WORK INSTRUCTIONS:
Print all records exactly, leaving nothing out.

Raw records:
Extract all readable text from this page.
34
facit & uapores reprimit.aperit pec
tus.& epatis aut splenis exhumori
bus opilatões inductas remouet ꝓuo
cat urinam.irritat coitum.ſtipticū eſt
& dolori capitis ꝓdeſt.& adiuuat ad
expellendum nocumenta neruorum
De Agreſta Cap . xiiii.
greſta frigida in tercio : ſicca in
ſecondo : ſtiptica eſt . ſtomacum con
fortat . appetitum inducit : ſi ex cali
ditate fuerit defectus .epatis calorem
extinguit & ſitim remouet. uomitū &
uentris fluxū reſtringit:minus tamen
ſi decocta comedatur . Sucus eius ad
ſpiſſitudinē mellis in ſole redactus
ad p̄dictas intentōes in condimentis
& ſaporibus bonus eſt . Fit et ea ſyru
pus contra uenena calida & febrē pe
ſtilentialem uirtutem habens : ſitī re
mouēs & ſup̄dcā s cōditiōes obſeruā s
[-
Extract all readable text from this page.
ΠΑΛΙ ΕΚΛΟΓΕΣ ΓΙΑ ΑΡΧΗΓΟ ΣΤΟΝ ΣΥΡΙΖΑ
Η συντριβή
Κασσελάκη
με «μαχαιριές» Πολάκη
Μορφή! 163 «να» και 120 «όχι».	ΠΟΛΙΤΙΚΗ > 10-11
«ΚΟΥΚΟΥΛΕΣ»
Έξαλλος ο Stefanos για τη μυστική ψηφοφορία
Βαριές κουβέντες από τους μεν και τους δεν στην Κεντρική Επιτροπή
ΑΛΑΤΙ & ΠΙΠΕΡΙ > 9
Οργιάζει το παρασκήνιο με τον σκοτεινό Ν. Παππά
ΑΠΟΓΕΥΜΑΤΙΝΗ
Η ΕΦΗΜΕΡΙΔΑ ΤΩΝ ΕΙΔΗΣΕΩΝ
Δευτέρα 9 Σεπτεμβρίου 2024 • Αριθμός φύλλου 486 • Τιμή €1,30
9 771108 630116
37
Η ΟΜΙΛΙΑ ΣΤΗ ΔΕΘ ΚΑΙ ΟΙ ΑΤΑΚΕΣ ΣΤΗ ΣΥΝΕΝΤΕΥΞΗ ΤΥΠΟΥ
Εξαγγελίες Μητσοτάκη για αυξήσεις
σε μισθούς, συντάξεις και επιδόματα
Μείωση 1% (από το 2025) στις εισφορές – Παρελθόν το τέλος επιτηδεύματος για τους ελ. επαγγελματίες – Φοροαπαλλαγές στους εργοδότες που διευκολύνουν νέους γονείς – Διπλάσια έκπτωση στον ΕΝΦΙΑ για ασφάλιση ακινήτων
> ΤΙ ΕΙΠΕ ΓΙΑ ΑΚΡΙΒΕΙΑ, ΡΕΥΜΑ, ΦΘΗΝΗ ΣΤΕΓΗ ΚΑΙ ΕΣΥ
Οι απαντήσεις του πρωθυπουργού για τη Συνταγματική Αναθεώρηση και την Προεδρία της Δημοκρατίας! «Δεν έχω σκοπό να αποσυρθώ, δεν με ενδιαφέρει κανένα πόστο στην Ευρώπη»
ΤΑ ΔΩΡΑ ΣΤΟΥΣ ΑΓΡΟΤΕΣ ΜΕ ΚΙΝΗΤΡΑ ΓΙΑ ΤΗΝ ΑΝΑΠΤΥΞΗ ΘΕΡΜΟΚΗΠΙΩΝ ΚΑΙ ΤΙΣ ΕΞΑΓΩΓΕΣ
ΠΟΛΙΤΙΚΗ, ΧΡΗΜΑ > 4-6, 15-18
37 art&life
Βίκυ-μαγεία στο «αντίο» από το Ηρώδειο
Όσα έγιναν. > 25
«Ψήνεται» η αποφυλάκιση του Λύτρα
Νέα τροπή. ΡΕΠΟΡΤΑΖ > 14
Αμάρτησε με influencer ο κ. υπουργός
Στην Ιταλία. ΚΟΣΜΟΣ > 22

RESULT OF THIS EXERCISE:
Extract all readable text from this page.
34
facit & uapores reprimit.aperit pec
tus.& epatis aut splenis exhumori
bus opilatões inductas remouet ꝓuo
cat urinam.irritat coitum.ſtipticū eſt
& dolori capitis ꝓdeſt.& adiuuat ad
expellendum nocumenta neruorum
De Agreſta Cap . xiiii.
greſta frigida in tercio : ſicca in
ſecondo : ſtiptica eſt . ſtomacum con
fortat . appetitum inducit : ſi ex cali
ditate fuerit defectus .epatis calorem
extinguit & ſitim remouet. uomitū &
uentris fluxū reſtringit:minus tamen
ſi decocta comedatur . Sucus eius ad
ſpiſſitudinē mellis in ſole redactus
ad p̄dictas intentōes in condimentis
& ſaporibus bonus eſt . Fit et ea ſyru
pus contra uenena calida & febrē pe
ſtilentialem uirtutem habens : ſitī re
mouēs & ſup̄dcā s cōditiōes obſeruā s
[-
Extract all readable text from this page.
ΠΑΛΙ ΕΚΛΟΓΕΣ ΓΙΑ ΑΡΧΗΓΟ ΣΤΟΝ ΣΥΡΙΖΑ
Η συντριβή
Κασσελάκη
με «μαχαιριές» Πολάκη
Μορφή! 163 «να» και 120 «όχι».	ΠΟΛΙΤΙΚΗ > 10-11
«ΚΟΥΚΟΥΛΕΣ»
Έξαλλος ο Stefanos για τη μυστική ψηφοφορία
Βαριές κουβέντες από τους μεν και τους δεν στην Κεντρική Επιτροπή
ΑΛΑΤΙ & ΠΙΠΕΡΙ > 9
Οργιάζει το παρασκήνιο με τον σκοτεινό Ν. Παππά
ΑΠΟΓΕΥΜΑΤΙΝΗ
Η ΕΦΗΜΕΡΙΔΑ ΤΩΝ ΕΙΔΗΣΕΩΝ
Δευτέρα 9 Σεπτεμβρίου 2024 • Αριθμός φύλλου 486 • Τιμή €1,30
9 771108 630116
37
Η ΟΜΙΛΙΑ ΣΤΗ ΔΕΘ ΚΑΙ ΟΙ ΑΤΑΚΕΣ ΣΤΗ ΣΥΝΕΝΤΕΥΞΗ ΤΥΠΟΥ
Εξαγγελίες Μητσοτάκη για αυξήσεις
σε μισθούς, συντάξεις και επιδόματα
Μείωση 1% (από το 2025) στις εισφορές – Παρελθόν το τέλος επιτηδεύματος για τους ελ. επαγγελματίες – Φοροαπαλλαγές στους εργοδότες που διευκολύνουν νέους γονείς – Διπλάσια έκπτωση στον ΕΝΦΙΑ για ασφάλιση ακινήτων
> ΤΙ ΕΙΠΕ ΓΙΑ ΑΚΡΙΒΕΙΑ, ΡΕΥΜΑ, ΦΘΗΝΗ ΣΤΕΓΗ ΚΑΙ ΕΣΥ
Οι απαντήσεις του πρωθυπουργού για τη Συνταγματική Αναθεώρηση και την Προεδρία της Δημοκρατίας! «Δεν έχω σκοπό να αποσυρθώ, δεν με ενδιαφέρει κανένα πόστο στην Ευρώπη»
ΤΑ ΔΩΡΑ ΣΤΟΥΣ ΑΓΡΟΤΕΣ ΜΕ ΚΙΝΗΤΡΑ ΓΙΑ ΤΗΝ ΑΝΑΠΤΥΞΗ ΘΕΡΜΟΚΗΠΙΩΝ ΚΑΙ ΤΙΣ ΕΞΑΓΩΓΕΣ
ΠΟΛΙΤΙΚΗ, ΧΡΗΜΑ > 4-6, 15-18
37 art&life
Βίκυ-μαγεία στο «αντίο» από το Ηρώδειο
Όσα έγιναν. > 25
«Ψήνεται» η αποφυλάκιση του Λύτρα
Νέα τροπή. ΡΕΠΟΡΤΑΖ > 14
Αμάρτησε με influencer ο κ. υπουργός
Στην Ιταλία. ΚΟΣΜΟΣ > 22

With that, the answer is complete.